Task to carry out » Keep the pictures out and restate every record exactly.
START Records for the task
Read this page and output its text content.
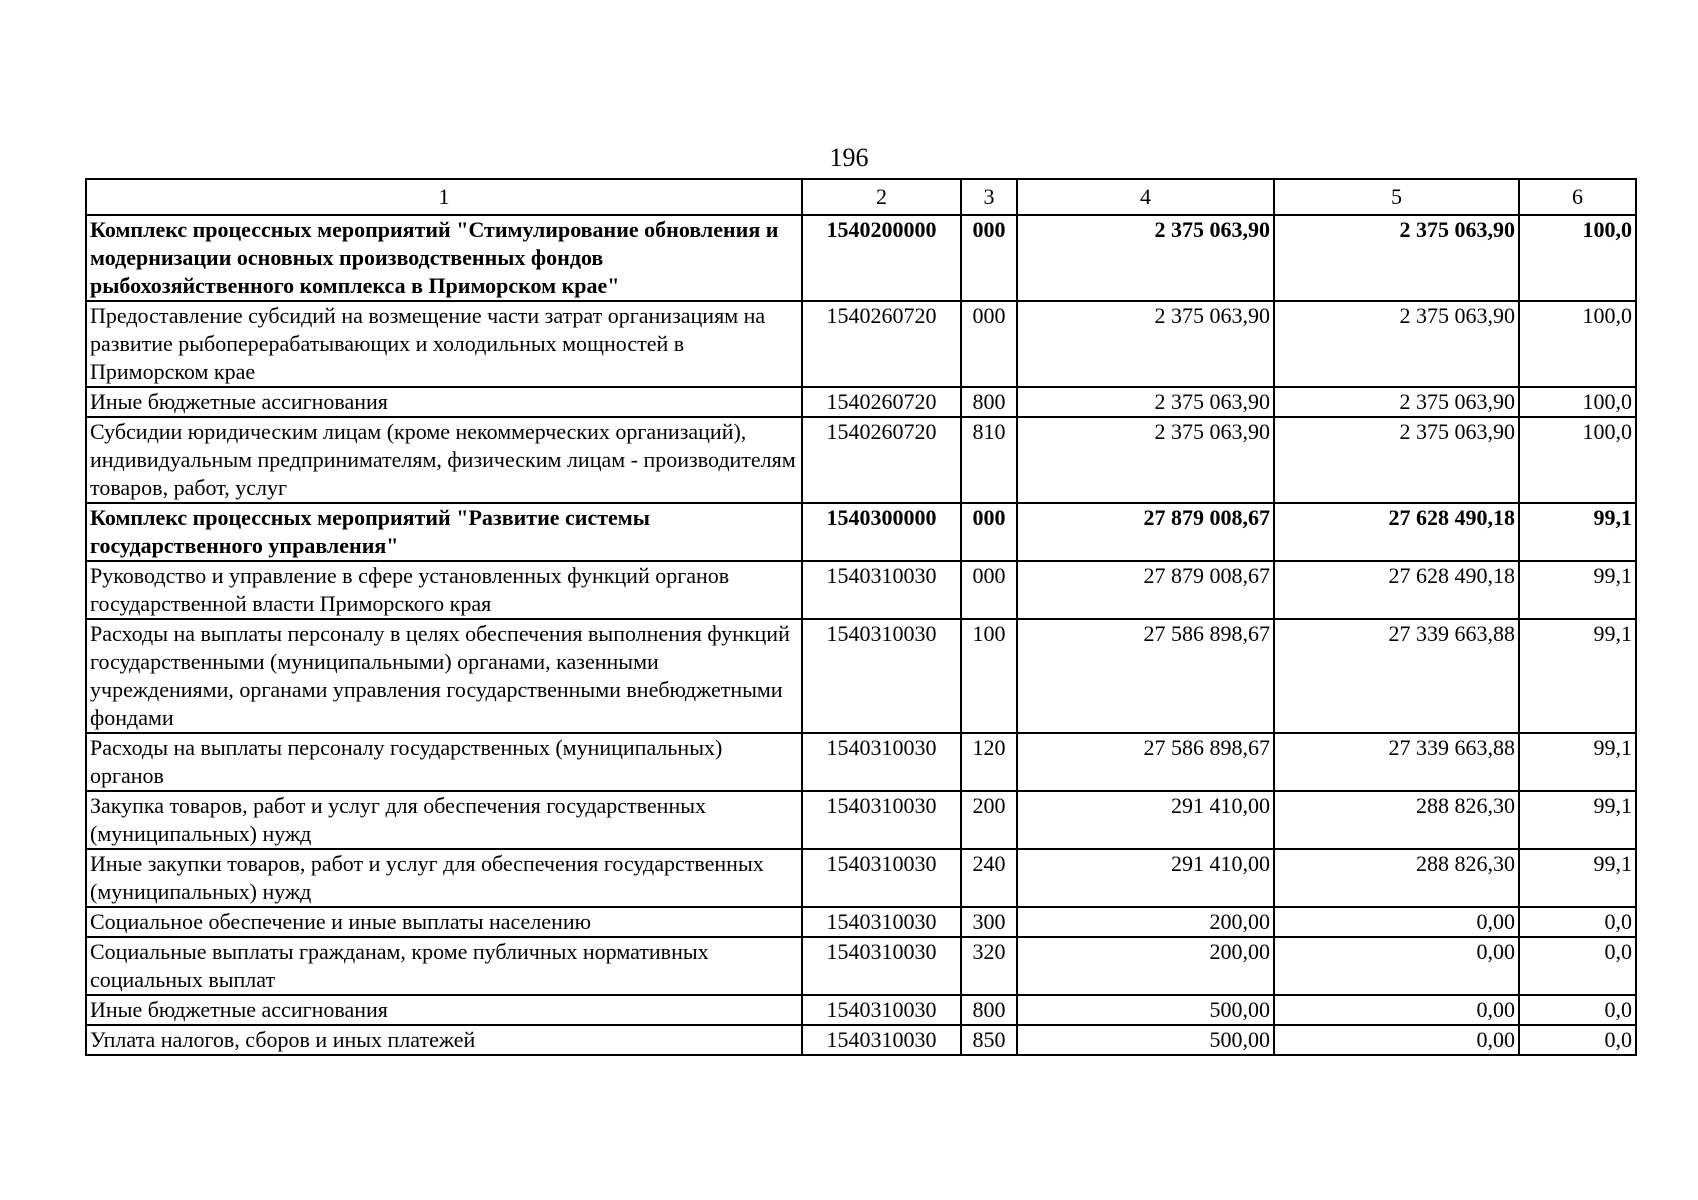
196
1	2	3	4	5	6
Комплекс процессных мероприятий "Стимулирование обновления и модернизации основных производственных фондов рыбохозяйственного комплекса в Приморском крае"	1540200000	000	2 375 063,90	2 375 063,90	100,0
Предоставление субсидий на возмещение части затрат организациям на развитие рыбоперерабатывающих и холодильных мощностей в Приморском крае	1540260720	000	2 375 063,90	2 375 063,90	100,0
Иные бюджетные ассигнования	1540260720	800	2 375 063,90	2 375 063,90	100,0
Субсидии юридическим лицам (кроме некоммерческих организаций), индивидуальным предпринимателям, физическим лицам - производителям товаров, работ, услуг	1540260720	810	2 375 063,90	2 375 063,90	100,0
Комплекс процессных мероприятий "Развитие системы государственного управления"	1540300000	000	27 879 008,67	27 628 490,18	99,1
Руководство и управление в сфере установленных функций органов государственной власти Приморского края	1540310030	000	27 879 008,67	27 628 490,18	99,1
Расходы на выплаты персоналу в целях обеспечения выполнения функций государственными (муниципальными) органами, казенными учреждениями, органами управления государственными внебюджетными фондами	1540310030	100	27 586 898,67	27 339 663,88	99,1
Расходы на выплаты персоналу государственных (муниципальных) органов	1540310030	120	27 586 898,67	27 339 663,88	99,1
Закупка товаров, работ и услуг для обеспечения государственных (муниципальных) нужд	1540310030	200	291 410,00	288 826,30	99,1
Иные закупки товаров, работ и услуг для обеспечения государственных (муниципальных) нужд	1540310030	240	291 410,00	288 826,30	99,1
Социальное обеспечение и иные выплаты населению	1540310030	300	200,00	0,00	0,0
Социальные выплаты гражданам, кроме публичных нормативных социальных выплат	1540310030	320	200,00	0,00	0,0
Иные бюджетные ассигнования	1540310030	800	500,00	0,00	0,0
Уплата налогов, сборов и иных платежей	1540310030	850	500,00	0,00	0,0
END Records for the task
Response to this exercise »
Read this page and output its text content.
196
1	2	3	4	5	6
Комплекс процессных мероприятий "Стимулирование обновления и модернизации основных производственных фондов рыбохозяйственного комплекса в Приморском крае"	1540200000	000	2 375 063,90	2 375 063,90	100,0
Предоставление субсидий на возмещение части затрат организациям на развитие рыбоперерабатывающих и холодильных мощностей в Приморском крае	1540260720	000	2 375 063,90	2 375 063,90	100,0
Иные бюджетные ассигнования	1540260720	800	2 375 063,90	2 375 063,90	100,0
Субсидии юридическим лицам (кроме некоммерческих организаций), индивидуальным предпринимателям, физическим лицам - производителям товаров, работ, услуг	1540260720	810	2 375 063,90	2 375 063,90	100,0
Комплекс процессных мероприятий "Развитие системы государственного управления"	1540300000	000	27 879 008,67	27 628 490,18	99,1
Руководство и управление в сфере установленных функций органов государственной власти Приморского края	1540310030	000	27 879 008,67	27 628 490,18	99,1
Расходы на выплаты персоналу в целях обеспечения выполнения функций государственными (муниципальными) органами, казенными учреждениями, органами управления государственными внебюджетными фондами	1540310030	100	27 586 898,67	27 339 663,88	99,1
Расходы на выплаты персоналу государственных (муниципальных) органов	1540310030	120	27 586 898,67	27 339 663,88	99,1
Закупка товаров, работ и услуг для обеспечения государственных (муниципальных) нужд	1540310030	200	291 410,00	288 826,30	99,1
Иные закупки товаров, работ и услуг для обеспечения государственных (муниципальных) нужд	1540310030	240	291 410,00	288 826,30	99,1
Социальное обеспечение и иные выплаты населению	1540310030	300	200,00	0,00	0,0
Социальные выплаты гражданам, кроме публичных нормативных социальных выплат	1540310030	320	200,00	0,00	0,0
Иные бюджетные ассигнования	1540310030	800	500,00	0,00	0,0
Уплата налогов, сборов и иных платежей	1540310030	850	500,00	0,00	0,0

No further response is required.